Dataset entries
◆ ◆ ◆ ◆ ◆
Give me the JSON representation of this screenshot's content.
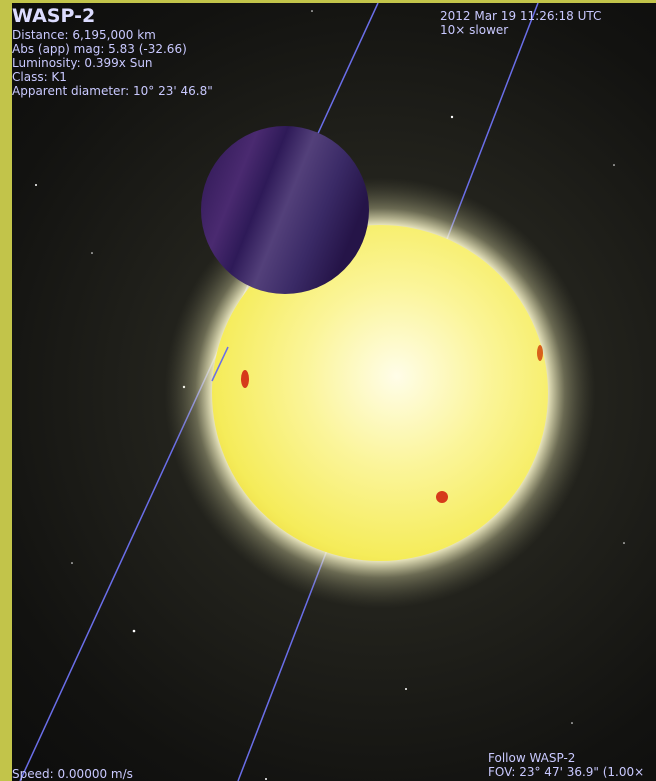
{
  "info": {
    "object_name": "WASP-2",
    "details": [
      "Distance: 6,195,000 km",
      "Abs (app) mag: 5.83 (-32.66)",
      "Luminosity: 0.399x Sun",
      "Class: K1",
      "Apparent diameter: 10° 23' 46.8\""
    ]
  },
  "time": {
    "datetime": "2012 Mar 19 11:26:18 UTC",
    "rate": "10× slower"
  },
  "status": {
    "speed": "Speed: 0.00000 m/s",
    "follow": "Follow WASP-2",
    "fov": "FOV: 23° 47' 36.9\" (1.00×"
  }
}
◆ ◆ ◆ ◆ ◆
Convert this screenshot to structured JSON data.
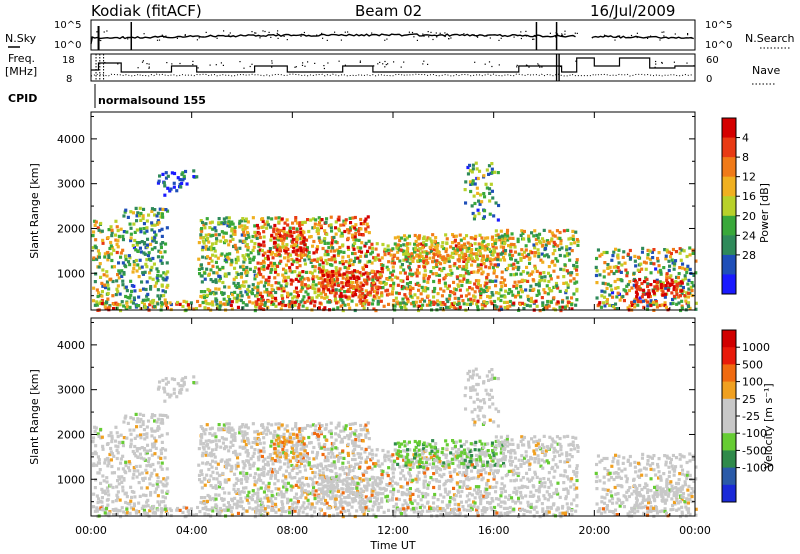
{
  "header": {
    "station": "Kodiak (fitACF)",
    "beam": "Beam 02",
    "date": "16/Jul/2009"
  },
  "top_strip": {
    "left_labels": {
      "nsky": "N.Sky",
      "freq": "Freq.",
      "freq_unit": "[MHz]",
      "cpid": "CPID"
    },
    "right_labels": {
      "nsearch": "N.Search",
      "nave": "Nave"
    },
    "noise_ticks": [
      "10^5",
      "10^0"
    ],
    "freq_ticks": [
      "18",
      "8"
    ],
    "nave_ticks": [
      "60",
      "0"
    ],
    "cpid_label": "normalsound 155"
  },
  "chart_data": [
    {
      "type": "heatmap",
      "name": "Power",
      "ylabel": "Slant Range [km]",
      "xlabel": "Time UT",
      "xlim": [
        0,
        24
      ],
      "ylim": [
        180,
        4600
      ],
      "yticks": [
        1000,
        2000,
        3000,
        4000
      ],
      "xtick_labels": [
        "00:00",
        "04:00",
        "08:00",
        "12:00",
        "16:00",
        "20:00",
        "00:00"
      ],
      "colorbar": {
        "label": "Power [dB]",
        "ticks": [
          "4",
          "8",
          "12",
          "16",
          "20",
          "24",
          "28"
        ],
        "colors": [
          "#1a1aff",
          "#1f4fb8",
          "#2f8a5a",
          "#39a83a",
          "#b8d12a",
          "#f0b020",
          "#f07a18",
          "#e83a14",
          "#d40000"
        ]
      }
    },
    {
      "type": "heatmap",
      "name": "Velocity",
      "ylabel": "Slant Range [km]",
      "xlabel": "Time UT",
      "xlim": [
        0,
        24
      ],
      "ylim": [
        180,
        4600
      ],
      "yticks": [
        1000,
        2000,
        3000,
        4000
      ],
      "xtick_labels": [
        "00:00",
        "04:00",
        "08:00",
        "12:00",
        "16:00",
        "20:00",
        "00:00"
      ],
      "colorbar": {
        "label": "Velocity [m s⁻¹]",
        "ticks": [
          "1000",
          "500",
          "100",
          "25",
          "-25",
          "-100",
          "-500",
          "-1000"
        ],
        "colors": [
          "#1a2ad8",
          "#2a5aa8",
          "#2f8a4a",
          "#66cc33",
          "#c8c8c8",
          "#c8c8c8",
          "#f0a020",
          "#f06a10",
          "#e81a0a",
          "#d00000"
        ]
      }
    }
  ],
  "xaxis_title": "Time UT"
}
◆ ◆ ◆ ◆ ◆
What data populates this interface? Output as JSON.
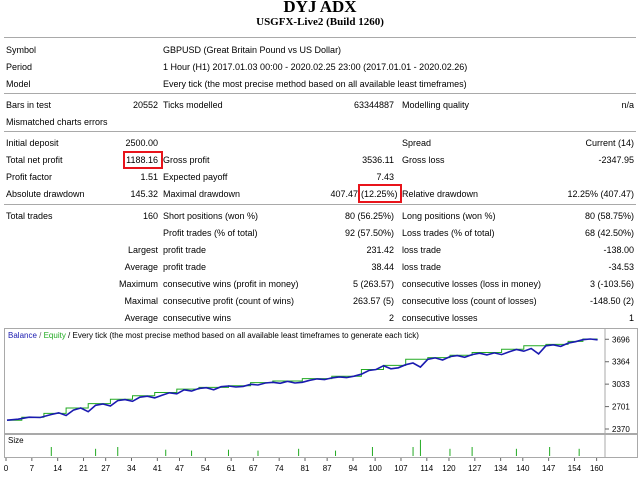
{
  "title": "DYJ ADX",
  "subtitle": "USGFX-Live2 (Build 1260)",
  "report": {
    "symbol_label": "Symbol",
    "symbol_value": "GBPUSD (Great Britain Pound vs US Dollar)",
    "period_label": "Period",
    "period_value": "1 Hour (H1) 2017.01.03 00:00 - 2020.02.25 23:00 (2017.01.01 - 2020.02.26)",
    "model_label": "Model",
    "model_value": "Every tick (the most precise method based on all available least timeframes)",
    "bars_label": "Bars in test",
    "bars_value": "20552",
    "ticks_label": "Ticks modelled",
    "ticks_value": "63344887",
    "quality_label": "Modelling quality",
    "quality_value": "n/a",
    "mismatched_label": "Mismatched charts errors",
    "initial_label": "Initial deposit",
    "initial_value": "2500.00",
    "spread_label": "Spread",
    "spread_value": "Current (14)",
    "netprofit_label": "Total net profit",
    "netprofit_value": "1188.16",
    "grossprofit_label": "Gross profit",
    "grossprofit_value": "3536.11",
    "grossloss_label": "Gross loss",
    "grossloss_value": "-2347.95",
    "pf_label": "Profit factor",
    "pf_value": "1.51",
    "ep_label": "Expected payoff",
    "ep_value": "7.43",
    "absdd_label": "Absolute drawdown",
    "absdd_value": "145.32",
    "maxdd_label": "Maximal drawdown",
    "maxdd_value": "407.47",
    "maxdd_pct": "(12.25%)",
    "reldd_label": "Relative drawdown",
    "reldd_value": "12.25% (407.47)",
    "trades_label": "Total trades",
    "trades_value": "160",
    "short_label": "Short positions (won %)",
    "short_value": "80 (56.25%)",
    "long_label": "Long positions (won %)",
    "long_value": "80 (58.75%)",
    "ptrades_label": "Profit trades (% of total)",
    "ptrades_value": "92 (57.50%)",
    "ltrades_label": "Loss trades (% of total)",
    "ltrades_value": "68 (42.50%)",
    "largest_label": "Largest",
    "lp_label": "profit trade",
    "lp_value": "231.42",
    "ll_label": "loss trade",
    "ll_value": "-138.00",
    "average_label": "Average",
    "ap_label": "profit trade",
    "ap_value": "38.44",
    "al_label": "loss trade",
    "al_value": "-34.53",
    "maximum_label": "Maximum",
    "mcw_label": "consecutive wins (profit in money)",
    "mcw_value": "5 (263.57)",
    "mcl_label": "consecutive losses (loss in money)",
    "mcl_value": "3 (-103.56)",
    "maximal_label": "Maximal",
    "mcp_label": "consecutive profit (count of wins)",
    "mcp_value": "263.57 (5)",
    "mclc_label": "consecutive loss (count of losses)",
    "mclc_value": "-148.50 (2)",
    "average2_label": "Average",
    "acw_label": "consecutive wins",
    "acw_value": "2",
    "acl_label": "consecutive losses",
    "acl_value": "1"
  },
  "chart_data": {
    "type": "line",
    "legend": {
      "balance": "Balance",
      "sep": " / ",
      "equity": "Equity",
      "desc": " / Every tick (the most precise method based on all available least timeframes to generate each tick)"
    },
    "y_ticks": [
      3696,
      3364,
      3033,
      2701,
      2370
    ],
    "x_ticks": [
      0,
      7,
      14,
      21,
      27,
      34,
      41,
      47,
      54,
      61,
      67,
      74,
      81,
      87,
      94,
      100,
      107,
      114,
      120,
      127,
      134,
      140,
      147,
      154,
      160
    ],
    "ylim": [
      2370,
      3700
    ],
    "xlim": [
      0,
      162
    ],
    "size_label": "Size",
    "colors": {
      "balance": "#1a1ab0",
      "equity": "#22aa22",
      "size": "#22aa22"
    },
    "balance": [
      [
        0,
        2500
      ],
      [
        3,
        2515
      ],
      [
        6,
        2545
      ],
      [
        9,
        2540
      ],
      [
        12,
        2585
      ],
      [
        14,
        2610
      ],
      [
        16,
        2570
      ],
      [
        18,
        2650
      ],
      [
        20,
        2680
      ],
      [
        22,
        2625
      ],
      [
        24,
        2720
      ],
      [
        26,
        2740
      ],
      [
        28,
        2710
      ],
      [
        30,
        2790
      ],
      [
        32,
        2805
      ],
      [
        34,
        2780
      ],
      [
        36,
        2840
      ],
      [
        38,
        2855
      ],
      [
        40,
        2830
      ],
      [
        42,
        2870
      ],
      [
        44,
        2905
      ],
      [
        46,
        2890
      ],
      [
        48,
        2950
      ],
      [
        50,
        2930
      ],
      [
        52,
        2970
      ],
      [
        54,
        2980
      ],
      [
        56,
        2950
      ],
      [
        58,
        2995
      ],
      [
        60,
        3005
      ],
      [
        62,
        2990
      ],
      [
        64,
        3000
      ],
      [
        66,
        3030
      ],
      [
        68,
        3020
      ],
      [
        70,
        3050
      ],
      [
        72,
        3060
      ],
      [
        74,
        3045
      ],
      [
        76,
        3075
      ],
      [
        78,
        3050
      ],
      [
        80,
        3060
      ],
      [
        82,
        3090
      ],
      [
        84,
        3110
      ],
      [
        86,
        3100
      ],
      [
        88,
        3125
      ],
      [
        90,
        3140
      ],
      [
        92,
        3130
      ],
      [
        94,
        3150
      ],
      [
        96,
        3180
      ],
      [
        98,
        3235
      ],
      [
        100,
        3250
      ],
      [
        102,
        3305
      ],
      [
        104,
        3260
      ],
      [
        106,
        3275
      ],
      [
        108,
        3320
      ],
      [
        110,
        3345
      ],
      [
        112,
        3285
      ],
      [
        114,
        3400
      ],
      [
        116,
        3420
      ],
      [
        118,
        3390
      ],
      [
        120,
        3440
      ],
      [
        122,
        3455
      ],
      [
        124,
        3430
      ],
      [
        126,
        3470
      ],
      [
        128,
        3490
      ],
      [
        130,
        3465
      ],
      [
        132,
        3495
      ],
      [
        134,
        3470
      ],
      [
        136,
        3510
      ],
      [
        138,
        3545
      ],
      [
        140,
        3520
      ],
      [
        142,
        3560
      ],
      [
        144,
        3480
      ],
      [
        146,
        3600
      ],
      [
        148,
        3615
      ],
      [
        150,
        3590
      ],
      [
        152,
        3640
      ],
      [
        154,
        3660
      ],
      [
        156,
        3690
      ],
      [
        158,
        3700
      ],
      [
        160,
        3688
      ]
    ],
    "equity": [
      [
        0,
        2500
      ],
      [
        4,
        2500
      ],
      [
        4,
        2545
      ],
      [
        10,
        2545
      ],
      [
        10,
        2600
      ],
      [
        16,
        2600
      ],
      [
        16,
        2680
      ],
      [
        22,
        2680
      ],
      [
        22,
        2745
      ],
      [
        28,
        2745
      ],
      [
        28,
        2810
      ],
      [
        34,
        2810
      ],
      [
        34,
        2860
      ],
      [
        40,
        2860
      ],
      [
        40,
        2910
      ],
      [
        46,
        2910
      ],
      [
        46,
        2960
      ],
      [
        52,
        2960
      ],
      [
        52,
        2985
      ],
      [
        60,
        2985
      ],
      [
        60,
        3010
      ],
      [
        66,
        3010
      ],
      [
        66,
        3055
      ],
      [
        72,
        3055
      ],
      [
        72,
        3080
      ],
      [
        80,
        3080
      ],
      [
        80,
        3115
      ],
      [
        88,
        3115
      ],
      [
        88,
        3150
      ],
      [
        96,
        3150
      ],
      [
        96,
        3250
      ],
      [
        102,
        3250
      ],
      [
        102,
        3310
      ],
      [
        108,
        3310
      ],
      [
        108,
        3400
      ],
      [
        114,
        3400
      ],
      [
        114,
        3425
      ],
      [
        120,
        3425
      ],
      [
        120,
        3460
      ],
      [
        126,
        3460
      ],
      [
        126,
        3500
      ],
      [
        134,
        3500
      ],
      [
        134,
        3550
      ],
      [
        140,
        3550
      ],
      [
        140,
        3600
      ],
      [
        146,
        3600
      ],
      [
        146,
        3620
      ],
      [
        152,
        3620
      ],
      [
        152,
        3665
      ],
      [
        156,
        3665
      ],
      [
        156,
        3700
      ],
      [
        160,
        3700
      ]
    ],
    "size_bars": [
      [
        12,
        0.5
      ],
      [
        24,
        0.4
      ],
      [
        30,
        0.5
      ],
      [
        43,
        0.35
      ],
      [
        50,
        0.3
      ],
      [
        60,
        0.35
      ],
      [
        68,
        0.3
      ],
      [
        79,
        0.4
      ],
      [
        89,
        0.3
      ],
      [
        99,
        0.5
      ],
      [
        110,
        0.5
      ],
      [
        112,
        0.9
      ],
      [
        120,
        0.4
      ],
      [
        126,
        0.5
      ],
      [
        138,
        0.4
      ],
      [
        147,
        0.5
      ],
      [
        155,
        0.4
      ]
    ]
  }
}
◆ ◆ ◆ ◆ ◆
#### WHAT IS BEING ASKED
Give only the number of lines in the records that include the word "money".

#### THE REPLY
2